What the exercise asks:
Make an exact copy of all the data.

++++++++

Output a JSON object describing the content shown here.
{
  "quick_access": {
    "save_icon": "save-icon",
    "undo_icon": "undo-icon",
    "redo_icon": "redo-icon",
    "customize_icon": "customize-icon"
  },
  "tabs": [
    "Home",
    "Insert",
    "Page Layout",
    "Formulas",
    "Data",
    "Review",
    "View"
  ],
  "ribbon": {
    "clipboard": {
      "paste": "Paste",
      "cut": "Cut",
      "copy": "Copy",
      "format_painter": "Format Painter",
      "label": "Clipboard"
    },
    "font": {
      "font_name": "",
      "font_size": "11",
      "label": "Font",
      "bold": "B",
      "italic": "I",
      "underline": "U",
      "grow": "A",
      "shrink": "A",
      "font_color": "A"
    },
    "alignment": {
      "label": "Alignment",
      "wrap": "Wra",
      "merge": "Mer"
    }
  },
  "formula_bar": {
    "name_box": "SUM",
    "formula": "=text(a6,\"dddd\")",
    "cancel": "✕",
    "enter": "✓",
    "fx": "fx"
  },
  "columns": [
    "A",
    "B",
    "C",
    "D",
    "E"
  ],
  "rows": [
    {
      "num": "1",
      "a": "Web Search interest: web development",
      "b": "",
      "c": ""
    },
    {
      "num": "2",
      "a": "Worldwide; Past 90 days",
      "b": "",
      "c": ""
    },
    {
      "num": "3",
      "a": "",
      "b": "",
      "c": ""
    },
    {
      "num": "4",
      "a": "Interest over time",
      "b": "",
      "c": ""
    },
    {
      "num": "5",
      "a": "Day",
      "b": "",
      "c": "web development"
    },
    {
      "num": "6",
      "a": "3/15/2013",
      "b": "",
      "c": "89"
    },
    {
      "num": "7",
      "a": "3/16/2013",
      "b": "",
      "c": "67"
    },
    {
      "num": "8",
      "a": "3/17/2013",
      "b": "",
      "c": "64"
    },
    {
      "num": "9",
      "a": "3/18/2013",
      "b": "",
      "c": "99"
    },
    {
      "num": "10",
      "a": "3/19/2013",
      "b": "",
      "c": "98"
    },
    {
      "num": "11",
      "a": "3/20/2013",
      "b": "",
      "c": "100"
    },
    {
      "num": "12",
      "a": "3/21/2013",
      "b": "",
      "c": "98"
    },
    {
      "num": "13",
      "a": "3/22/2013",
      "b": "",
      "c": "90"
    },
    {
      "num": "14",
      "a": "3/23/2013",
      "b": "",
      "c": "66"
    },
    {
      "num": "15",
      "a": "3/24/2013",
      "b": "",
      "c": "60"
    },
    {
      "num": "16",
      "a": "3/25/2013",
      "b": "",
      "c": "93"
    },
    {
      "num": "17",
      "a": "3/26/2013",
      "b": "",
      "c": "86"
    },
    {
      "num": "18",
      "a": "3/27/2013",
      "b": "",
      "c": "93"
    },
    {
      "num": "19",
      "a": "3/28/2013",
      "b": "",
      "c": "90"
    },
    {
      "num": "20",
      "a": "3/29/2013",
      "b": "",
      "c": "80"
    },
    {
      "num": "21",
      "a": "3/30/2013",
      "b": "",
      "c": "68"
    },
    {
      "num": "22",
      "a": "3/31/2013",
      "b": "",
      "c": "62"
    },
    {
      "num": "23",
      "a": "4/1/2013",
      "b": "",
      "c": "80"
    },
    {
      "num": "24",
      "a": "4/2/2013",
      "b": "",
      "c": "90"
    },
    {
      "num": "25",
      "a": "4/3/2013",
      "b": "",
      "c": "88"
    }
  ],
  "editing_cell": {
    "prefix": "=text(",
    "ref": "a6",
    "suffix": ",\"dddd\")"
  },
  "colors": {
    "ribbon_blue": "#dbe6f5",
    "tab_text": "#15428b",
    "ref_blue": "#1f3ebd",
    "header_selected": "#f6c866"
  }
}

++++++++

Final answer:
Output a JSON object describing the content shown here.
{
  "quick_access": {
    "save_icon": "save-icon",
    "undo_icon": "undo-icon",
    "redo_icon": "redo-icon",
    "customize_icon": "customize-icon"
  },
  "tabs": [
    "Home",
    "Insert",
    "Page Layout",
    "Formulas",
    "Data",
    "Review",
    "View"
  ],
  "ribbon": {
    "clipboard": {
      "paste": "Paste",
      "cut": "Cut",
      "copy": "Copy",
      "format_painter": "Format Painter",
      "label": "Clipboard"
    },
    "font": {
      "font_name": "",
      "font_size": "11",
      "label": "Font",
      "bold": "B",
      "italic": "I",
      "underline": "U",
      "grow": "A",
      "shrink": "A",
      "font_color": "A"
    },
    "alignment": {
      "label": "Alignment",
      "wrap": "Wra",
      "merge": "Mer"
    }
  },
  "formula_bar": {
    "name_box": "SUM",
    "formula": "=text(a6,\"dddd\")",
    "cancel": "✕",
    "enter": "✓",
    "fx": "fx"
  },
  "columns": [
    "A",
    "B",
    "C",
    "D",
    "E"
  ],
  "rows": [
    {
      "num": "1",
      "a": "Web Search interest: web development",
      "b": "",
      "c": ""
    },
    {
      "num": "2",
      "a": "Worldwide; Past 90 days",
      "b": "",
      "c": ""
    },
    {
      "num": "3",
      "a": "",
      "b": "",
      "c": ""
    },
    {
      "num": "4",
      "a": "Interest over time",
      "b": "",
      "c": ""
    },
    {
      "num": "5",
      "a": "Day",
      "b": "",
      "c": "web development"
    },
    {
      "num": "6",
      "a": "3/15/2013",
      "b": "",
      "c": "89"
    },
    {
      "num": "7",
      "a": "3/16/2013",
      "b": "",
      "c": "67"
    },
    {
      "num": "8",
      "a": "3/17/2013",
      "b": "",
      "c": "64"
    },
    {
      "num": "9",
      "a": "3/18/2013",
      "b": "",
      "c": "99"
    },
    {
      "num": "10",
      "a": "3/19/2013",
      "b": "",
      "c": "98"
    },
    {
      "num": "11",
      "a": "3/20/2013",
      "b": "",
      "c": "100"
    },
    {
      "num": "12",
      "a": "3/21/2013",
      "b": "",
      "c": "98"
    },
    {
      "num": "13",
      "a": "3/22/2013",
      "b": "",
      "c": "90"
    },
    {
      "num": "14",
      "a": "3/23/2013",
      "b": "",
      "c": "66"
    },
    {
      "num": "15",
      "a": "3/24/2013",
      "b": "",
      "c": "60"
    },
    {
      "num": "16",
      "a": "3/25/2013",
      "b": "",
      "c": "93"
    },
    {
      "num": "17",
      "a": "3/26/2013",
      "b": "",
      "c": "86"
    },
    {
      "num": "18",
      "a": "3/27/2013",
      "b": "",
      "c": "93"
    },
    {
      "num": "19",
      "a": "3/28/2013",
      "b": "",
      "c": "90"
    },
    {
      "num": "20",
      "a": "3/29/2013",
      "b": "",
      "c": "80"
    },
    {
      "num": "21",
      "a": "3/30/2013",
      "b": "",
      "c": "68"
    },
    {
      "num": "22",
      "a": "3/31/2013",
      "b": "",
      "c": "62"
    },
    {
      "num": "23",
      "a": "4/1/2013",
      "b": "",
      "c": "80"
    },
    {
      "num": "24",
      "a": "4/2/2013",
      "b": "",
      "c": "90"
    },
    {
      "num": "25",
      "a": "4/3/2013",
      "b": "",
      "c": "88"
    }
  ],
  "editing_cell": {
    "prefix": "=text(",
    "ref": "a6",
    "suffix": ",\"dddd\")"
  },
  "colors": {
    "ribbon_blue": "#dbe6f5",
    "tab_text": "#15428b",
    "ref_blue": "#1f3ebd",
    "header_selected": "#f6c866"
  }
}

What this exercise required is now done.